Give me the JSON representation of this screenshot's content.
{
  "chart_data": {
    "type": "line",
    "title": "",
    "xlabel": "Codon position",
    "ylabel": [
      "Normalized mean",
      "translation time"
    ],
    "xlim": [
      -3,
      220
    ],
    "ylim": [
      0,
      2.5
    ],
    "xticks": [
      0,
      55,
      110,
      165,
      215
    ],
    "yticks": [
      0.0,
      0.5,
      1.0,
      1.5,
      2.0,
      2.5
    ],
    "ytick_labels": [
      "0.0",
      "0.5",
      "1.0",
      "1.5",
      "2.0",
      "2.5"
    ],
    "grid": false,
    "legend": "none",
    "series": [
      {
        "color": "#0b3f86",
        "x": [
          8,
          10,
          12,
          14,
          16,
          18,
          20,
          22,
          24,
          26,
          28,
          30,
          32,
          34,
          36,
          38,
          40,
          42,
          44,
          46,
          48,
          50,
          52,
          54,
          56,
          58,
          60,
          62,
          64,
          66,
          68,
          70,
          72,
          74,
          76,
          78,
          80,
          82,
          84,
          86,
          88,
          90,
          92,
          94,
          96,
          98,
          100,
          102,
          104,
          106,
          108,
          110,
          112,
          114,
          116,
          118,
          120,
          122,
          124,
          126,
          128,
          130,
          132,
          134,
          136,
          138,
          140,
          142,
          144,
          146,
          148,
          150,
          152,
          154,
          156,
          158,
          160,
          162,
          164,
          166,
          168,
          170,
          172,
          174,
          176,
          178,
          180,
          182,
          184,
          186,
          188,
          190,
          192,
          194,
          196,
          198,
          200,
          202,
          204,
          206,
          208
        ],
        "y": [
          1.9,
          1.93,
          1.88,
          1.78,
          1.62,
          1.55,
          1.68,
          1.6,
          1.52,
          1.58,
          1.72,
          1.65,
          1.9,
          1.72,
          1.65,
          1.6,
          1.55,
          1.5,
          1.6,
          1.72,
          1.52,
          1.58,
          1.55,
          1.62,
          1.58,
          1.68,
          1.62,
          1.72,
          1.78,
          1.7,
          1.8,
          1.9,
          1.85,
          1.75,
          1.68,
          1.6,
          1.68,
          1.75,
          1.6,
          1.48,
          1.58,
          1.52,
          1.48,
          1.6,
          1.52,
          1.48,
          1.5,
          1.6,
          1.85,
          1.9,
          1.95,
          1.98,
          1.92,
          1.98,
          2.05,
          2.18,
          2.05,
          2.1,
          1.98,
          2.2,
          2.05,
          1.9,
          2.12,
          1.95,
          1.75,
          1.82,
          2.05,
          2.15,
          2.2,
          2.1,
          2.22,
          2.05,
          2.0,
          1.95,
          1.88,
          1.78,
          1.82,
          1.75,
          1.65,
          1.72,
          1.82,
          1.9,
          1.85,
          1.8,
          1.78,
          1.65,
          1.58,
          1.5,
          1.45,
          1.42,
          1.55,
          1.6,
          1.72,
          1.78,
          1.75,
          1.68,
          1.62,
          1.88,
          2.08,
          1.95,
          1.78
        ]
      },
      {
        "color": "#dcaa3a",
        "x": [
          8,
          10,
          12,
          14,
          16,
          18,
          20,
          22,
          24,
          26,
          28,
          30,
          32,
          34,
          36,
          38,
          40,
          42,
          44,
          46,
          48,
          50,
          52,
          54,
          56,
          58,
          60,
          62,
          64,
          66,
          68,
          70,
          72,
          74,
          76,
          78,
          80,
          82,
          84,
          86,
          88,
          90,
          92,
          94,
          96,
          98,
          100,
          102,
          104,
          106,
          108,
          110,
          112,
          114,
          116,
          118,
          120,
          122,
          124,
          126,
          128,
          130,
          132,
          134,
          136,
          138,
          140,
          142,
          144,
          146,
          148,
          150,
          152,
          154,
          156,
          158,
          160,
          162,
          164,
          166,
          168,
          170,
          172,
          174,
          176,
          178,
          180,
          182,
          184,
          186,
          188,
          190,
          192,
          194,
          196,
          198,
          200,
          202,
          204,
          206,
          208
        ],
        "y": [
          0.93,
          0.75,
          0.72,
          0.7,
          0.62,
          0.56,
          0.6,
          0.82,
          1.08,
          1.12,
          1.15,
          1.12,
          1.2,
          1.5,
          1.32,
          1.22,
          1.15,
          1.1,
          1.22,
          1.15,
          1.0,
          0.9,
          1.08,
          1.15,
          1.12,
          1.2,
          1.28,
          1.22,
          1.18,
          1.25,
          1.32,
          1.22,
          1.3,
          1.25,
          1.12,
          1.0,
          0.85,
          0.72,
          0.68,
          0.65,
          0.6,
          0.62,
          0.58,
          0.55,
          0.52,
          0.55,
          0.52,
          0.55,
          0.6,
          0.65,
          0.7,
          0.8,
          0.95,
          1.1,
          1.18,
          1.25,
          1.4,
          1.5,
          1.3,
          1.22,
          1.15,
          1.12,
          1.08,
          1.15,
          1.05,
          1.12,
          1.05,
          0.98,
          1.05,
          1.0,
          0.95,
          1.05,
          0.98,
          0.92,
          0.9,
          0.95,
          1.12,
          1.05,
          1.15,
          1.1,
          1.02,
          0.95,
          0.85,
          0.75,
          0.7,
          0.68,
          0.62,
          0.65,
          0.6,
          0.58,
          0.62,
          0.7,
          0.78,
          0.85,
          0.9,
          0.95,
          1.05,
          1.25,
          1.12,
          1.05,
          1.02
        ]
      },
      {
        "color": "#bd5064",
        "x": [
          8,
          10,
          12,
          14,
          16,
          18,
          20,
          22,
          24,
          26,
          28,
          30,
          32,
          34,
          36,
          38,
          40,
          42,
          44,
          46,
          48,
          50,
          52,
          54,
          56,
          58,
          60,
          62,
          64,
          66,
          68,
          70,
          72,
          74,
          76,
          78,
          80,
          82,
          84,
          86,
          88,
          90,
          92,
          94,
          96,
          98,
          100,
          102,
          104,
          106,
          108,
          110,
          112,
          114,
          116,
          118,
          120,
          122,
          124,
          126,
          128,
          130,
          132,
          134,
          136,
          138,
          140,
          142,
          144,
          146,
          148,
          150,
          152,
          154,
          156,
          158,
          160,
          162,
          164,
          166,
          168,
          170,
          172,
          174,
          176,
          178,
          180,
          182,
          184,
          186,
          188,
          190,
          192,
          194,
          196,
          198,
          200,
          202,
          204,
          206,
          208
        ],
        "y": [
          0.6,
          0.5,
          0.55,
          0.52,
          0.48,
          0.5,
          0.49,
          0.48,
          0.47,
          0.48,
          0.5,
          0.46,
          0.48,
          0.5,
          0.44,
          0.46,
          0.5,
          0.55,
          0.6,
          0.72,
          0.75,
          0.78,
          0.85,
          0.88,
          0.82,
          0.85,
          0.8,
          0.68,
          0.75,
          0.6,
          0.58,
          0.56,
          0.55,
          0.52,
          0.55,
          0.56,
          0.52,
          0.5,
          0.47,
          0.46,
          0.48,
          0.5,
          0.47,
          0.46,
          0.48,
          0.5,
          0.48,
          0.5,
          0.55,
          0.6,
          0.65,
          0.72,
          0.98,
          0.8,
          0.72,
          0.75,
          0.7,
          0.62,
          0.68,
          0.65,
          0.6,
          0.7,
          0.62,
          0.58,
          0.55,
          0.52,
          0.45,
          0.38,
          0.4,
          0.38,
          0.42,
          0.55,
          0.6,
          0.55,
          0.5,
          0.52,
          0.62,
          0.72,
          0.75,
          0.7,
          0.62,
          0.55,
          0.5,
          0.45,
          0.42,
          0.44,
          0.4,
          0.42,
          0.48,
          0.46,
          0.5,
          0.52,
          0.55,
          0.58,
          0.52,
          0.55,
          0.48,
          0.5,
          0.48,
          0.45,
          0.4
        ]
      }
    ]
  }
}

___

Of all the lines in the entries, how many contain the word "color"? Give only the number.

3